Copy each line that holds "from".

### Input data:

>>>>

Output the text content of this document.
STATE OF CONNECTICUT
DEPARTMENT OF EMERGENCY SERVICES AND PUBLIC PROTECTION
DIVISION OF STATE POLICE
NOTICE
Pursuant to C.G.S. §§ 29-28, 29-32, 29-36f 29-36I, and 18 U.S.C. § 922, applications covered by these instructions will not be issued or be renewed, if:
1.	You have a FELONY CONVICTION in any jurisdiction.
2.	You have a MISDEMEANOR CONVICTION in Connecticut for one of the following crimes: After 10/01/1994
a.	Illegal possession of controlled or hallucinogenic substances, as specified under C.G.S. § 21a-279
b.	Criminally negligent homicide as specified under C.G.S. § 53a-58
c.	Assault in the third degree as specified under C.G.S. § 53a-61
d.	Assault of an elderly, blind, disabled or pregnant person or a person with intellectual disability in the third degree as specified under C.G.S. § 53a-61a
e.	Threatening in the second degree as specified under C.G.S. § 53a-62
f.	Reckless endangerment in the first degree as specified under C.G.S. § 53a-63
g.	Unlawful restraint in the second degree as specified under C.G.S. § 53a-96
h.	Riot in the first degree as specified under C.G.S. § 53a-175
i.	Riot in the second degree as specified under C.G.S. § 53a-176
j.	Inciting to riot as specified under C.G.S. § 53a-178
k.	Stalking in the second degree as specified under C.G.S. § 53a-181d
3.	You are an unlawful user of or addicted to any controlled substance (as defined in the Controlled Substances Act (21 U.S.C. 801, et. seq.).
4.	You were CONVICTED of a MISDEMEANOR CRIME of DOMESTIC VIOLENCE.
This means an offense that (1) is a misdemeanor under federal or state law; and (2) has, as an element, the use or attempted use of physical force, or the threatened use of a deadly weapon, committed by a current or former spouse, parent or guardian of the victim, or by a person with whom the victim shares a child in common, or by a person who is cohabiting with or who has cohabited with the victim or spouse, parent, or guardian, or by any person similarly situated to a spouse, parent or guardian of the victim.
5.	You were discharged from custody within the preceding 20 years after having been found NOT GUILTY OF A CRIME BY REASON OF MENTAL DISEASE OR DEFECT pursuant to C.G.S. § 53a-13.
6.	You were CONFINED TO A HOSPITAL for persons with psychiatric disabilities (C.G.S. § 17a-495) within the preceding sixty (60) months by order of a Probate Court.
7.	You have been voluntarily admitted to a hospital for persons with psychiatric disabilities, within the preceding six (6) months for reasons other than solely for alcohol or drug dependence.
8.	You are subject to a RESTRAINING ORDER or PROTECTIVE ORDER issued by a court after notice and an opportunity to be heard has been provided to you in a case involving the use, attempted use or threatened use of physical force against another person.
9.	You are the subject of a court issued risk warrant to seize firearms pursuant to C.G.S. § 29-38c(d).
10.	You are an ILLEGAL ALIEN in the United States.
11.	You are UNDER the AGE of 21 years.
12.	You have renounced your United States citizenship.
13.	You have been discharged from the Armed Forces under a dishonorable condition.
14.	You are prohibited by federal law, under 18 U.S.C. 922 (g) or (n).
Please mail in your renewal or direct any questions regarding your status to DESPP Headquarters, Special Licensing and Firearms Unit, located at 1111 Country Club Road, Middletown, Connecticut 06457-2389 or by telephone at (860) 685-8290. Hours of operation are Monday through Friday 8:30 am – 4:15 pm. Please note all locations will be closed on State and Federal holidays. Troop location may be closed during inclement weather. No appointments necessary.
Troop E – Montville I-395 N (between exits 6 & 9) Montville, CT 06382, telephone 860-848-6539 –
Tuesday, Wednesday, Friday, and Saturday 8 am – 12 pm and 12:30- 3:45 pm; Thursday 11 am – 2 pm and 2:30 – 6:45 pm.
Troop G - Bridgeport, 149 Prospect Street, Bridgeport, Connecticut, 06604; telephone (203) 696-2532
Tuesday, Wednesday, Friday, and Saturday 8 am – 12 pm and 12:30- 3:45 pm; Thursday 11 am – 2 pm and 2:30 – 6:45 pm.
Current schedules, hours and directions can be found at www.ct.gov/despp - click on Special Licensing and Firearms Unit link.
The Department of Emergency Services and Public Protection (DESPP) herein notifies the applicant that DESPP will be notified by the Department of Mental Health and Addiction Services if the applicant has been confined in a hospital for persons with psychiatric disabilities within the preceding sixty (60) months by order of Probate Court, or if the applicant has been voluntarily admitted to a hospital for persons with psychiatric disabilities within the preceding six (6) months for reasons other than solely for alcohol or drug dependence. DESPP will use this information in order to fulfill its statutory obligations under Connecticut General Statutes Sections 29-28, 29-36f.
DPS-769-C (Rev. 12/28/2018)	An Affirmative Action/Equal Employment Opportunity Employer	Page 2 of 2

<<<<

### Worked solution:
5.	You were discharged from custody within the preceding 20 years after having been found NOT GUILTY OF A CRIME BY REASON OF MENTAL DISEASE OR DEFECT pursuant to C.G.S. § 53a-13.
13.	You have been discharged from the Armed Forces under a dishonorable condition.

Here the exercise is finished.